DATA SHOWN.
▼▼▼
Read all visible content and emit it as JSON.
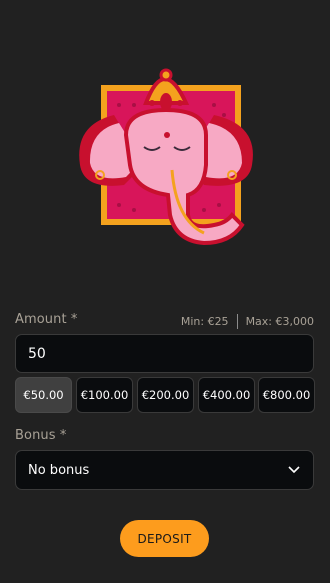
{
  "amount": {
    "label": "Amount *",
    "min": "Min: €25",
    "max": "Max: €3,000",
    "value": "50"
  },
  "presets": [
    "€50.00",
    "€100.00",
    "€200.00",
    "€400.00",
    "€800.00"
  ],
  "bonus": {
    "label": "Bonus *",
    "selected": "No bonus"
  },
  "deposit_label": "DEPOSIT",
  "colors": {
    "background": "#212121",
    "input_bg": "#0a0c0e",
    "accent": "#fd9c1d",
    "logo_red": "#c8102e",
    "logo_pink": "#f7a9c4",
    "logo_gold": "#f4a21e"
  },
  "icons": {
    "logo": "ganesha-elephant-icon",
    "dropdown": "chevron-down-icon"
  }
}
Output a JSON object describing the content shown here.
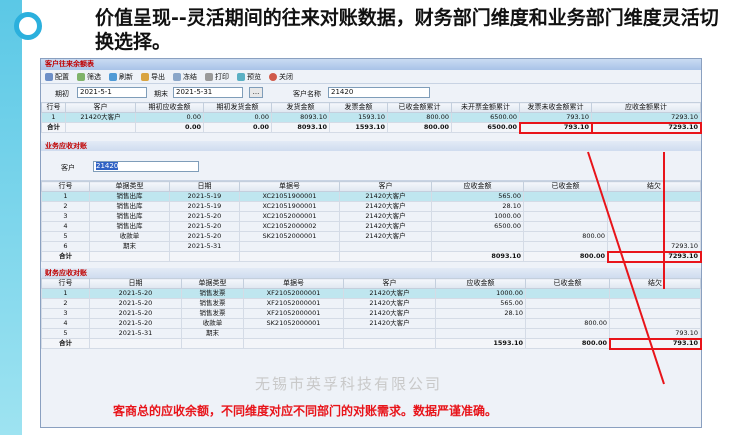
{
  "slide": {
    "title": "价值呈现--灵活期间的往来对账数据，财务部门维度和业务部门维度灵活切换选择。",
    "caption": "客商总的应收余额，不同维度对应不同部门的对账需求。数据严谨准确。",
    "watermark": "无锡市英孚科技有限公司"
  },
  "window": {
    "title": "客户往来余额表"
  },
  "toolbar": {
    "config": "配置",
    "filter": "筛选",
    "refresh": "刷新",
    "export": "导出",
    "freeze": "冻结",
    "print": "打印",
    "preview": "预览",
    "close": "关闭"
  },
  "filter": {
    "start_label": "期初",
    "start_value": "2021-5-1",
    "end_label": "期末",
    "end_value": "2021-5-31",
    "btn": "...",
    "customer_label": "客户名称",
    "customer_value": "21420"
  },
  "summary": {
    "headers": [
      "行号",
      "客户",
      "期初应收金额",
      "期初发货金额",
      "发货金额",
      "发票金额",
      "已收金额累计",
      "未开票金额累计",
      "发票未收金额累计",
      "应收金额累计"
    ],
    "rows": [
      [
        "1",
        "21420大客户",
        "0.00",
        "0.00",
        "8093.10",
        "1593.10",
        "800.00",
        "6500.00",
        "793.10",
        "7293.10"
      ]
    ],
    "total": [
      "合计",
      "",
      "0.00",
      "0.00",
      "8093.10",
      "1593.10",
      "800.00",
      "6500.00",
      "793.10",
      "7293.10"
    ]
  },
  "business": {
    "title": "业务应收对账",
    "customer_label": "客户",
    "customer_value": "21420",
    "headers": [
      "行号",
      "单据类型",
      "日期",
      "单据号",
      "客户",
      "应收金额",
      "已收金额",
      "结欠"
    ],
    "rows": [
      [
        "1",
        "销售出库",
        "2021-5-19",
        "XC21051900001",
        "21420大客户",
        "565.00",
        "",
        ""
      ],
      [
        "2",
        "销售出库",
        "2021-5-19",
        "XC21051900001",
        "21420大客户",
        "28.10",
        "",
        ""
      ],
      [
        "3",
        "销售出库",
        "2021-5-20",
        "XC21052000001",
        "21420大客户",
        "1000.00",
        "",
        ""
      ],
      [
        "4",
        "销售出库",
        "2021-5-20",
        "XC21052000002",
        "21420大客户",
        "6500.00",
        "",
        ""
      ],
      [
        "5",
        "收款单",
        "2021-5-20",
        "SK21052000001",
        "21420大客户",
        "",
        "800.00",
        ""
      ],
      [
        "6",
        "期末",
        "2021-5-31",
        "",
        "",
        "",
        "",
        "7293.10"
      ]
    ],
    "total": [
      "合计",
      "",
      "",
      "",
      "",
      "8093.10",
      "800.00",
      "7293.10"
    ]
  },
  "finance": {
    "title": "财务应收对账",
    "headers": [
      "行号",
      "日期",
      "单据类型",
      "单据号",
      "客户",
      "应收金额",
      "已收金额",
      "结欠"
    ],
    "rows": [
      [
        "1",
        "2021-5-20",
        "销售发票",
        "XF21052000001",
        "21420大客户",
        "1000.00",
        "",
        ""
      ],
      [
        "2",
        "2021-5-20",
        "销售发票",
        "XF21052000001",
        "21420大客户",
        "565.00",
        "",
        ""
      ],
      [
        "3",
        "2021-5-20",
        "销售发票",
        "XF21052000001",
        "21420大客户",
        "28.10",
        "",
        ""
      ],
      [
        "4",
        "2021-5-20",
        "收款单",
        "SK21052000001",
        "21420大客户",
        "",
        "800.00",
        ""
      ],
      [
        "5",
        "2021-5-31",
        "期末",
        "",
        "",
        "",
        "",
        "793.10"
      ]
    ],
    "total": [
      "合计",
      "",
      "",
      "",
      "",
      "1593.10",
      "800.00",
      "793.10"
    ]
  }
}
▲▲▲
▼▼▼
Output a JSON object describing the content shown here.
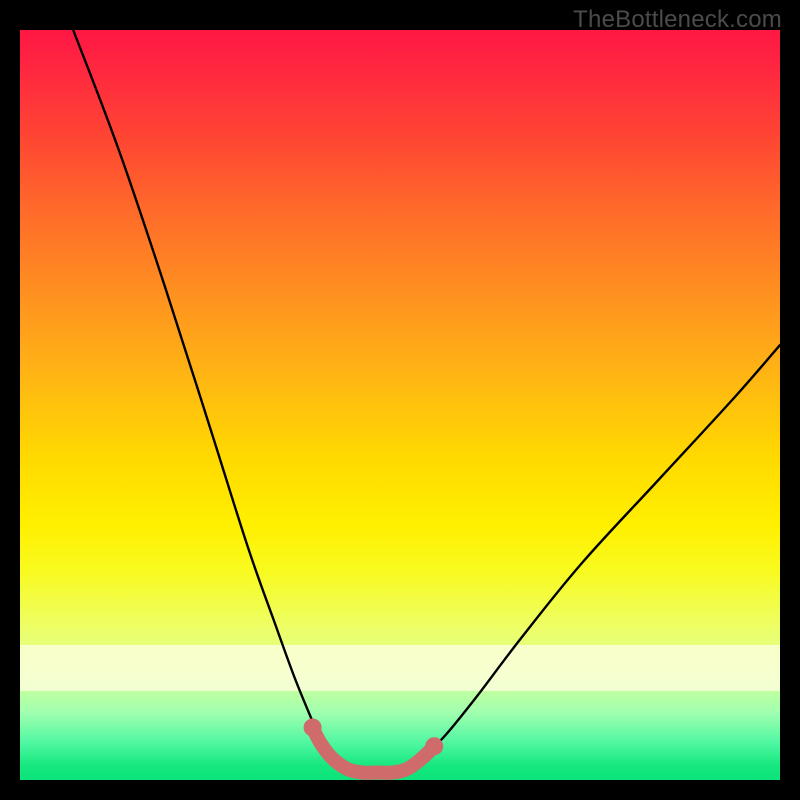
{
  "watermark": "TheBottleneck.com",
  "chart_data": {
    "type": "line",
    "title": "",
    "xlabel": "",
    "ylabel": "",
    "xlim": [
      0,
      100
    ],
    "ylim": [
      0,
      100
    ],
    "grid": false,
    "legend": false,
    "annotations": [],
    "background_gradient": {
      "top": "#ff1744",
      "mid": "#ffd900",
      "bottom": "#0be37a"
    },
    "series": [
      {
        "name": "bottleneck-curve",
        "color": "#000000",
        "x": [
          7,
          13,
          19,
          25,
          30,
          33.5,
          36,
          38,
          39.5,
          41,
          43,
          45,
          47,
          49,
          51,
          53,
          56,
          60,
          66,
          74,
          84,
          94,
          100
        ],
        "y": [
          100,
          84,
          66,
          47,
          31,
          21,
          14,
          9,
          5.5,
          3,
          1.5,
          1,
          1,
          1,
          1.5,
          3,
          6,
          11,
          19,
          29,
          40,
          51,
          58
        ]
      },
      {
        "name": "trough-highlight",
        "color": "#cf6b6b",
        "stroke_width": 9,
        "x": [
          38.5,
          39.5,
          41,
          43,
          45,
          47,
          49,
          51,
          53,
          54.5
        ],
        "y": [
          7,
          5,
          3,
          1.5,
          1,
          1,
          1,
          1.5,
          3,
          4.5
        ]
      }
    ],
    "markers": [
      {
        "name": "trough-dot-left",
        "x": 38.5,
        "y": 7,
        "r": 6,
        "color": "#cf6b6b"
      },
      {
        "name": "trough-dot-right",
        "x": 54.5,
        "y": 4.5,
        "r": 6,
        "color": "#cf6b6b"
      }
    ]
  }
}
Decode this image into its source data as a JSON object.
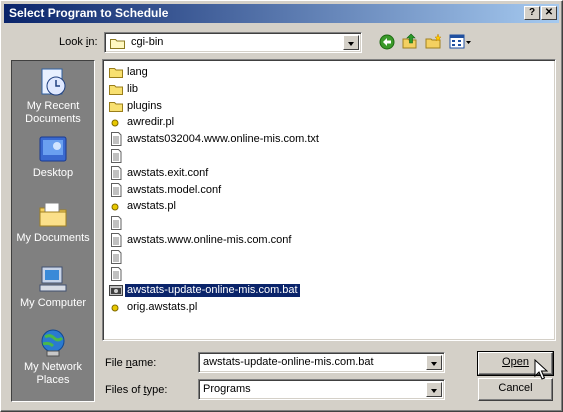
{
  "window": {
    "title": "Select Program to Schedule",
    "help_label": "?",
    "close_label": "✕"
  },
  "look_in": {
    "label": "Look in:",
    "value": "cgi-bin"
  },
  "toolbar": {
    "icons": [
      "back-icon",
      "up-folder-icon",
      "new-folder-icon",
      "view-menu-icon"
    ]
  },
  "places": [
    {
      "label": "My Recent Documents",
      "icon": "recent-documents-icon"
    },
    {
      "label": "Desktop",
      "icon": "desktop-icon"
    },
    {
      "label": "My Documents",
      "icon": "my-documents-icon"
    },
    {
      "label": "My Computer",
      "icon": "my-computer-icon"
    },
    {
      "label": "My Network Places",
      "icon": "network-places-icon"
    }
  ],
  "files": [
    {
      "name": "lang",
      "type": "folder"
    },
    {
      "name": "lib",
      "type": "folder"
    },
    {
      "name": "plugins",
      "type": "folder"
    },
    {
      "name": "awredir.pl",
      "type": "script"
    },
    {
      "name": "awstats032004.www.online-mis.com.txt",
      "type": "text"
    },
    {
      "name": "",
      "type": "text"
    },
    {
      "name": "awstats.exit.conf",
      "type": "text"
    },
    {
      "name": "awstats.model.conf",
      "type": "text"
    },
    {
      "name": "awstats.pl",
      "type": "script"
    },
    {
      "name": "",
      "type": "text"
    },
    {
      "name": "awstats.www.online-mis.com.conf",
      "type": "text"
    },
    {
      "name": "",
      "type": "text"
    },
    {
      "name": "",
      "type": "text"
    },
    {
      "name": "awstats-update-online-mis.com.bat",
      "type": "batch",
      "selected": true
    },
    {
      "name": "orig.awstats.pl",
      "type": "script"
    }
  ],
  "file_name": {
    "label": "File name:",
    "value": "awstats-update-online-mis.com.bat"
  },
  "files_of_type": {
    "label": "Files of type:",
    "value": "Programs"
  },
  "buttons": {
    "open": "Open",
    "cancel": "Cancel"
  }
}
▲▲▲
▼▼▼
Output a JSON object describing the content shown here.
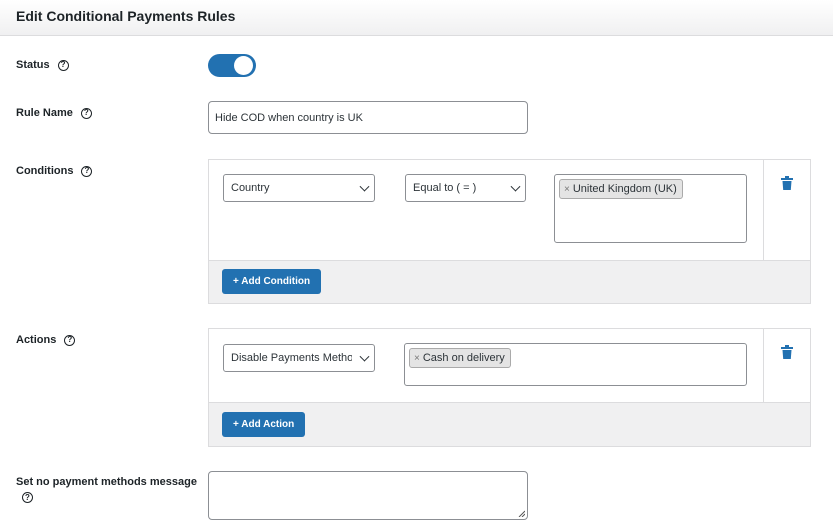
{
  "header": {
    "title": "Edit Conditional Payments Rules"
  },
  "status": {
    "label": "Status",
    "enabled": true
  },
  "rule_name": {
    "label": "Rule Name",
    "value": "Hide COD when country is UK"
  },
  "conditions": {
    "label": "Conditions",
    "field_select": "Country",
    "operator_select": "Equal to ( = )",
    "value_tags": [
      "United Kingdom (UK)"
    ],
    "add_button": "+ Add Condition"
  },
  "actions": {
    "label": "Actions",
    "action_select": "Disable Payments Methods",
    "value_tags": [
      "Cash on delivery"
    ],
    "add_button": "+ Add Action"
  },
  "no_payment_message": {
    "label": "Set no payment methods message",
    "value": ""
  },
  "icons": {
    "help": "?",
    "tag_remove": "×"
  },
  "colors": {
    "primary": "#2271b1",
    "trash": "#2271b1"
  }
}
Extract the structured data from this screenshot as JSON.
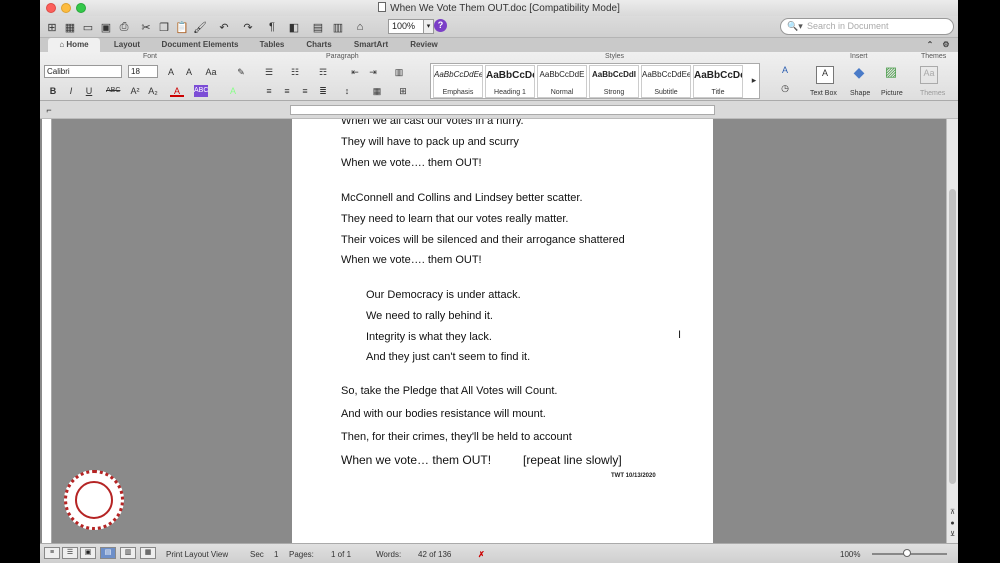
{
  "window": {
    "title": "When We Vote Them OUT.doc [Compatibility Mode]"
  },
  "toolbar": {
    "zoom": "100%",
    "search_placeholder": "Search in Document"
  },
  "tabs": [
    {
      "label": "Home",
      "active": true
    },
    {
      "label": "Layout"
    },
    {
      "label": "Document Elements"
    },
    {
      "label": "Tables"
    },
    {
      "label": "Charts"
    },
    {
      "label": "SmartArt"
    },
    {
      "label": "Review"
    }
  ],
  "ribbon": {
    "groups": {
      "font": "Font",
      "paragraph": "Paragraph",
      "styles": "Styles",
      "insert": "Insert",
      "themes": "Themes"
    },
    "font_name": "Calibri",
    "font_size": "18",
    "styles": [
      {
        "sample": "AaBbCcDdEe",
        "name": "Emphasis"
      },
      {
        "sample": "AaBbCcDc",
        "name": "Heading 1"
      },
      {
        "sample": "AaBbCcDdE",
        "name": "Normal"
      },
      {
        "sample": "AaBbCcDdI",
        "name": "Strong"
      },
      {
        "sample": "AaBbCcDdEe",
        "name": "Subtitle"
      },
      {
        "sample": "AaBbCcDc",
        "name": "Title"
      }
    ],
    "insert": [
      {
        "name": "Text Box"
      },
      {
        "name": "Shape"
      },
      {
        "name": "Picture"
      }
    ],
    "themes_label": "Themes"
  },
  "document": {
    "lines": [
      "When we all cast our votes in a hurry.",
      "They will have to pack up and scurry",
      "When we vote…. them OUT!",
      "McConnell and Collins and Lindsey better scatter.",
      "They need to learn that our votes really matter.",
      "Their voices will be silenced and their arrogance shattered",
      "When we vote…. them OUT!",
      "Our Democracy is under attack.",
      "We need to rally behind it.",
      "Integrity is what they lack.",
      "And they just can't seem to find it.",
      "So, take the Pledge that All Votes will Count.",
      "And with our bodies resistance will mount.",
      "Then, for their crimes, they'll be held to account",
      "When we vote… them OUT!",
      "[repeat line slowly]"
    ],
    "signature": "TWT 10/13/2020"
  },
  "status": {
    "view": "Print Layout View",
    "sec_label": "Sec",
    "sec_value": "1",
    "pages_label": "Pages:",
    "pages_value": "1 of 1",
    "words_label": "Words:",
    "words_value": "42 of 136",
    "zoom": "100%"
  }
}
▲▲▲
AIM OF THE EXERCISE. Every line holding "online" should be copied out.

FULL OUTPUT.
      "name": "awstats032004.www.online-mis.com.txt",
      "name": "awstats.www.online-mis.com.conf",
      "name": "awstats-update-online-mis.com.bat",
    "value": "awstats-update-online-mis.com.bat"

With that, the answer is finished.